#### Exercise task:
Reproduce the material below line for line, without any change, omitting the pictures from your answer.

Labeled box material
▼

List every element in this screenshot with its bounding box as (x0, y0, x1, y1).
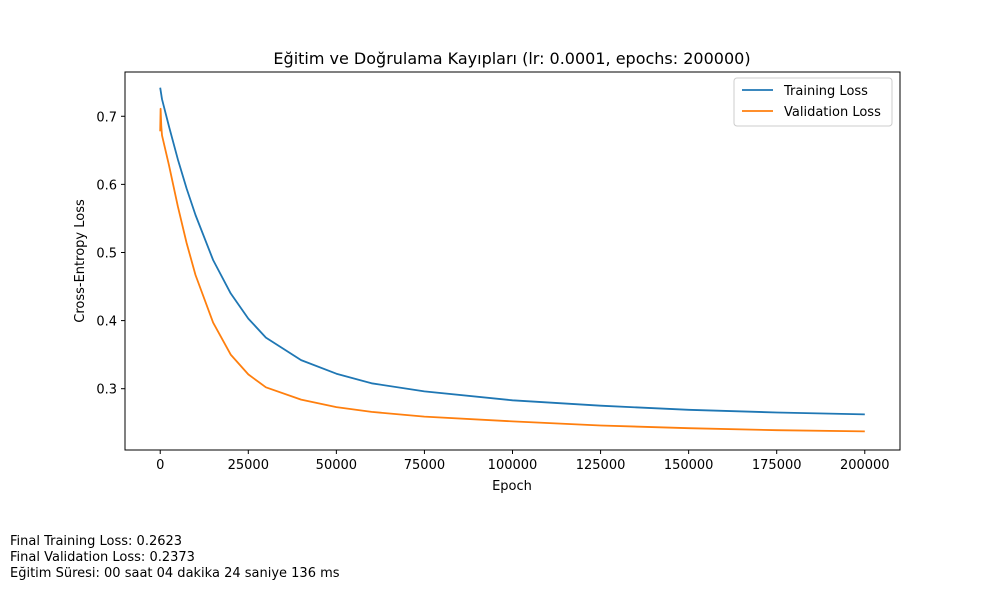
x-axis: 0 25000 50000 75000 100000 125000 150000 175000… (156, 450, 890, 473)
y-tick-label: 0.7 (96, 110, 117, 125)
x-tick-label: 175000 (752, 458, 802, 473)
training-summary: Final Training Loss: 0.2623 Final Valida… (10, 534, 340, 582)
y-tick-label: 0.4 (96, 315, 117, 330)
chart-title: Eğitim ve Doğrulama Kayıpları (lr: 0.000… (273, 49, 750, 68)
legend-label-training: Training Loss (783, 84, 868, 99)
final-training-loss: Final Training Loss: 0.2623 (10, 534, 183, 549)
training-duration: Eğitim Süresi: 00 saat 04 dakika 24 sani… (10, 566, 340, 581)
x-tick-label: 25000 (228, 458, 269, 473)
x-tick-label: 75000 (404, 458, 445, 473)
plot-area (125, 72, 900, 450)
y-tick-label: 0.6 (96, 178, 117, 193)
y-tick-label: 0.5 (96, 246, 117, 261)
legend-label-validation: Validation Loss (784, 105, 881, 120)
y-axis: 0.3 0.4 0.5 0.6 0.7 (96, 110, 125, 398)
x-tick-label: 150000 (664, 458, 714, 473)
validation-loss-line (159, 107, 865, 433)
legend-box (733, 77, 893, 127)
series-layer (159, 87, 865, 433)
legend: Training Loss Validation Loss (733, 77, 893, 127)
x-tick-label: 200000 (840, 458, 890, 473)
training-loss-line (159, 87, 865, 416)
x-tick-label: 0 (156, 458, 164, 473)
x-tick-label: 125000 (576, 458, 626, 473)
final-validation-loss: Final Validation Loss: 0.2373 (10, 550, 195, 565)
y-axis-label: Cross-Entropy Loss (73, 199, 88, 323)
x-tick-label: 50000 (316, 458, 357, 473)
x-axis-label: Epoch (492, 479, 532, 494)
y-tick-label: 0.3 (96, 383, 117, 398)
x-tick-label: 100000 (488, 458, 538, 473)
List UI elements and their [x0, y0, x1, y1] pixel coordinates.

▲

#### Output:
List every element in this screenshot with its bounding box as (x0, y0, x1, y1).
x-axis: 0 25000 50000 75000 100000 125000 150000 175000… (156, 450, 890, 473)
y-tick-label: 0.7 (96, 110, 117, 125)
x-tick-label: 175000 (752, 458, 802, 473)
training-summary: Final Training Loss: 0.2623 Final Valida… (10, 534, 340, 582)
y-tick-label: 0.4 (96, 315, 117, 330)
chart-title: Eğitim ve Doğrulama Kayıpları (lr: 0.000… (273, 49, 750, 68)
legend-label-training: Training Loss (783, 84, 868, 99)
final-training-loss: Final Training Loss: 0.2623 (10, 534, 183, 549)
training-duration: Eğitim Süresi: 00 saat 04 dakika 24 sani… (10, 566, 340, 581)
x-tick-label: 25000 (228, 458, 269, 473)
x-tick-label: 75000 (404, 458, 445, 473)
plot-area (125, 72, 900, 450)
y-tick-label: 0.6 (96, 178, 117, 193)
y-tick-label: 0.5 (96, 246, 117, 261)
legend-label-validation: Validation Loss (784, 105, 881, 120)
y-axis: 0.3 0.4 0.5 0.6 0.7 (96, 110, 125, 398)
x-tick-label: 150000 (664, 458, 714, 473)
validation-loss-line (159, 107, 865, 433)
legend-box (733, 77, 893, 127)
series-layer (159, 87, 865, 433)
legend: Training Loss Validation Loss (733, 77, 893, 127)
x-tick-label: 200000 (840, 458, 890, 473)
training-loss-line (159, 87, 865, 416)
x-tick-label: 0 (156, 458, 164, 473)
x-tick-label: 125000 (576, 458, 626, 473)
final-validation-loss: Final Validation Loss: 0.2373 (10, 550, 195, 565)
y-axis-label: Cross-Entropy Loss (73, 199, 88, 323)
x-tick-label: 50000 (316, 458, 357, 473)
x-axis-label: Epoch (492, 479, 532, 494)
y-tick-label: 0.3 (96, 383, 117, 398)
x-tick-label: 100000 (488, 458, 538, 473)
List UI elements and their [x0, y0, x1, y1] pixel coordinates.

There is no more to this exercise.